**GIVEN TEXT**:
*****

We can train fom scratch, dump the model graph to a JSON file, and save the model weights and optimizer states by following the same steps in [Section 2.2](#22).

In [10]:
%%writefile wdl_train.py
import hugectr
from mpi4py import MPI
solver = hugectr.CreateSolver(max_eval_batches = 5000,
                              batchsize_eval = 1024,
                              batchsize = 1024,
                              lr = 0.001,
                              vvgpu = [[0]],
                              i64_input_key = False,
                              use_mixed_precision = False,
                              repeat_dataset = False,
                              use_cuda_graph = True)
reader = hugectr.DataReaderParams(data_reader_type = hugectr.DataReaderType_t.Norm,
                          source = ["wdl_data/file_list.0.txt"],
                          eval_source = "wdl_data/file_list.1.txt",
                          check_type = hugectr.Check_t.Sum)
optimizer = hugectr.CreateOptimizer(optimizer_type = hugectr.Optimizer_t.Adam)
model = hugectr.Model(solver, reader, optimizer)
model.add(hugectr.Input(label_dim = 1, label_name = "label",
                        dense_dim = 13, dense_name = "dense",
                        data_reader_sparse_param_array = 
                        [hugectr.DataReaderSparseParam("wide_data", 30, True, 1),
                        hugectr.DataReaderSparseParam("deep_data", 2, False, 26)]))
model.add(hugectr.SparseEmbedding(embedding_type = hugectr.Embedding_t.DistributedSlotSparseEmbeddingHash, 
                            workspace_size_per_gpu_in_mb = 23,
                            embedding_vec_size = 1,
                            combiner = "sum",
                            sparse_embedding_name = "sparse_embedding2",
                            bottom_name = "wide_data",
                            optimizer = optimizer))
model.add(hugectr.SparseEmbedding(embedding_type = hugectr.Embedding_t.DistributedSlotSparseEmbeddingHash, 
                            workspace_size_per_gpu_in_mb = 358,
                            embedding_vec_size = 16,
                            combiner = "sum",
                            sparse_embedding_name = "sparse_embedding1",
                            bottom_name = "deep_data",
                            optimizer = optimizer))

*****

**EXERCISE TASK 1**:
Answer these questions from the training script:
(a) What batch size does the solver use for training?
(b) What optimizer type is passed to CreateOptimizer?
(c) What embedding_vec_size is set for "sparse_embedding1"?
The training script and the listing are unrelated.

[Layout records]
*****

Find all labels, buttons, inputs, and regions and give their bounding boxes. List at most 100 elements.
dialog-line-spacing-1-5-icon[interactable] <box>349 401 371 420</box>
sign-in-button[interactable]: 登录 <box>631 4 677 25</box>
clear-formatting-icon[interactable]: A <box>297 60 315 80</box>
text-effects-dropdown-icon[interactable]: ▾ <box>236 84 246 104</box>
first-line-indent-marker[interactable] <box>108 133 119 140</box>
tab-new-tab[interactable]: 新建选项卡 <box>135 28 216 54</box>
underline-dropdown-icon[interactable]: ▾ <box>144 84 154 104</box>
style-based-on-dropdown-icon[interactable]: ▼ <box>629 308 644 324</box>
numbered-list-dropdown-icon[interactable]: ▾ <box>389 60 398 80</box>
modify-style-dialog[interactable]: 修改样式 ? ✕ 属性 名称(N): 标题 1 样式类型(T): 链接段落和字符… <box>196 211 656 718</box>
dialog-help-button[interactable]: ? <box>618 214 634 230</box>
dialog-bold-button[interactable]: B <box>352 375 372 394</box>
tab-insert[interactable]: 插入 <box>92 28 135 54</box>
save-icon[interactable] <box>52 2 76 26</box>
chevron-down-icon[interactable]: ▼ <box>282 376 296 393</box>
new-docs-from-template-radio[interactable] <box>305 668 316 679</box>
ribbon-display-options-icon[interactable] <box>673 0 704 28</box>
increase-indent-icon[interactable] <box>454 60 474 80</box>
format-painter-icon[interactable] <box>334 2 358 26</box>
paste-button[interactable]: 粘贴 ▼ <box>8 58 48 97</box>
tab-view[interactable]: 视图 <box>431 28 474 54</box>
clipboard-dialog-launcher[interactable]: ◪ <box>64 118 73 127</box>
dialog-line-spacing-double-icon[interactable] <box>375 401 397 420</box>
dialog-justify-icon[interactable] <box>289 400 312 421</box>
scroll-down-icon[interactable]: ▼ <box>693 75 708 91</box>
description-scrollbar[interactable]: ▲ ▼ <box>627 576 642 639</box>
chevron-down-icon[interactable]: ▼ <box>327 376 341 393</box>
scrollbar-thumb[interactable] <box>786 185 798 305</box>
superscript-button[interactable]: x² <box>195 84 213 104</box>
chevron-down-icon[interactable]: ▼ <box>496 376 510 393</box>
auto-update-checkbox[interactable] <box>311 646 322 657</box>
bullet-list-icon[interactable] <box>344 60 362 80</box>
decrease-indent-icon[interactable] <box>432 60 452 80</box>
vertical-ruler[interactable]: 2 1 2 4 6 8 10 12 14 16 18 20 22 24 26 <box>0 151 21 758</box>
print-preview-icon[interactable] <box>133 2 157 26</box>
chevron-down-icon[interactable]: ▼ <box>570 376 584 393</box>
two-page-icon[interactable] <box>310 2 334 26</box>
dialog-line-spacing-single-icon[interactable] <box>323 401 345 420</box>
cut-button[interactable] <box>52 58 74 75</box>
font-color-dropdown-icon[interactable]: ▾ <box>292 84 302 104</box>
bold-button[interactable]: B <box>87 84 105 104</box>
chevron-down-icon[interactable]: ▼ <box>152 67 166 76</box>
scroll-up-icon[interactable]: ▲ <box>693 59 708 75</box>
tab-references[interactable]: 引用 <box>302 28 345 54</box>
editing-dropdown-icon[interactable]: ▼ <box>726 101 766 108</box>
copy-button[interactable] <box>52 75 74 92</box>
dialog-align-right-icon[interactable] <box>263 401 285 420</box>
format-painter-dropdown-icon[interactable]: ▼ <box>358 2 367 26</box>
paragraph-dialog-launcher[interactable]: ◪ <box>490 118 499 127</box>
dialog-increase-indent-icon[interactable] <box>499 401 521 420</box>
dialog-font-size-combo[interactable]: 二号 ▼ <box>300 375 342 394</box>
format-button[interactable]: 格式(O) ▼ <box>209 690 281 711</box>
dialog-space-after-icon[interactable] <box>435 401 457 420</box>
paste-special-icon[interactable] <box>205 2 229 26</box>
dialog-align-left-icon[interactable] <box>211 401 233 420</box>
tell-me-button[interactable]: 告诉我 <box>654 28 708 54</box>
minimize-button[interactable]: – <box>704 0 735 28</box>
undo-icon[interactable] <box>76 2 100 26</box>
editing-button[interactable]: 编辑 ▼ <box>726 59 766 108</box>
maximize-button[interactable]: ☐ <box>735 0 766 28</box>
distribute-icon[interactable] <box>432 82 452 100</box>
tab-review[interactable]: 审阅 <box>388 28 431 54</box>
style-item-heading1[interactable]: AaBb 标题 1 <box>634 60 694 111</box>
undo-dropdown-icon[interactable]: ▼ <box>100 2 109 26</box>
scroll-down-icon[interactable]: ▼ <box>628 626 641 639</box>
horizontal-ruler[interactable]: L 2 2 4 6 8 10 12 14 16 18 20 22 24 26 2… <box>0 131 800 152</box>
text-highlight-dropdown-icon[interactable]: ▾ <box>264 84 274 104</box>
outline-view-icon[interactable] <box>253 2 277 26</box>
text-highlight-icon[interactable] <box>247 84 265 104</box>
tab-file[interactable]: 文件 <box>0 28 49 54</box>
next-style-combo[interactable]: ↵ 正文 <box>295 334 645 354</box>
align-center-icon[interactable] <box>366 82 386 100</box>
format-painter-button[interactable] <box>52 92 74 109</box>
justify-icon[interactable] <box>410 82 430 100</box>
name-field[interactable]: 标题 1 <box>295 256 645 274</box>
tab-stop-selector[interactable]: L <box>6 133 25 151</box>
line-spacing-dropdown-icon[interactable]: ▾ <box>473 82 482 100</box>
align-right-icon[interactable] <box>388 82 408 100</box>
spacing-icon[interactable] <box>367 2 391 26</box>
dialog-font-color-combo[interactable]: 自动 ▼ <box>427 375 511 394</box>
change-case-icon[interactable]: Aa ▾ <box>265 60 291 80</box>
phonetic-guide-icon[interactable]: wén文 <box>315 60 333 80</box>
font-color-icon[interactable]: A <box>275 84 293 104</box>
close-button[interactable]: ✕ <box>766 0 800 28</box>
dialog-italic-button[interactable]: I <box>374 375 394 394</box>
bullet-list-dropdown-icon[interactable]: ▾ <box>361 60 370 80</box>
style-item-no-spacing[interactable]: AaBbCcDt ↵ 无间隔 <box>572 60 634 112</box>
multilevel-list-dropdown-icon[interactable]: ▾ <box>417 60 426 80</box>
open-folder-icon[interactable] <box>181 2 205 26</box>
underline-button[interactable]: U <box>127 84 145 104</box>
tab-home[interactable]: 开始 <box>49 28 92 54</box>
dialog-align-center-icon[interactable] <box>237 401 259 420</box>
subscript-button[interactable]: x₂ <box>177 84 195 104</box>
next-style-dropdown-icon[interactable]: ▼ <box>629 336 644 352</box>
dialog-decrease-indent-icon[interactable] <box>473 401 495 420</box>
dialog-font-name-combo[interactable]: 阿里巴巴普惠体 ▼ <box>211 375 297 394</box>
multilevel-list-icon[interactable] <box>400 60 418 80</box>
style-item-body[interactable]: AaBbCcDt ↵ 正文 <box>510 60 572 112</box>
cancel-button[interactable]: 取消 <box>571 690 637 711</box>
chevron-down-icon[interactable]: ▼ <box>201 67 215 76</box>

*****

**EXERCISE TASK 2**:
Copy the listing from its first line up to and including the line with "format-painter-icon[interactable] <box>334 2".

**FULL ANSWER 1**:
(a) 1024
(b) Adam (hugectr.Optimizer_t.Adam)
(c) 16

**FULL ANSWER 2**:
Find all labels, buttons, inputs, and regions and give their bounding boxes. List at most 100 elements.
dialog-line-spacing-1-5-icon[interactable] <box>349 401 371 420</box>
sign-in-button[interactable]: 登录 <box>631 4 677 25</box>
clear-formatting-icon[interactable]: A <box>297 60 315 80</box>
text-effects-dropdown-icon[interactable]: ▾ <box>236 84 246 104</box>
first-line-indent-marker[interactable] <box>108 133 119 140</box>
tab-new-tab[interactable]: 新建选项卡 <box>135 28 216 54</box>
underline-dropdown-icon[interactable]: ▾ <box>144 84 154 104</box>
style-based-on-dropdown-icon[interactable]: ▼ <box>629 308 644 324</box>
numbered-list-dropdown-icon[interactable]: ▾ <box>389 60 398 80</box>
modify-style-dialog[interactable]: 修改样式 ? ✕ 属性 名称(N): 标题 1 样式类型(T): 链接段落和字符… <box>196 211 656 718</box>
dialog-help-button[interactable]: ? <box>618 214 634 230</box>
dialog-bold-button[interactable]: B <box>352 375 372 394</box>
tab-insert[interactable]: 插入 <box>92 28 135 54</box>
save-icon[interactable] <box>52 2 76 26</box>
chevron-down-icon[interactable]: ▼ <box>282 376 296 393</box>
new-docs-from-template-radio[interactable] <box>305 668 316 679</box>
ribbon-display-options-icon[interactable] <box>673 0 704 28</box>
increase-indent-icon[interactable] <box>454 60 474 80</box>
format-painter-icon[interactable] <box>334 2 358 26</box>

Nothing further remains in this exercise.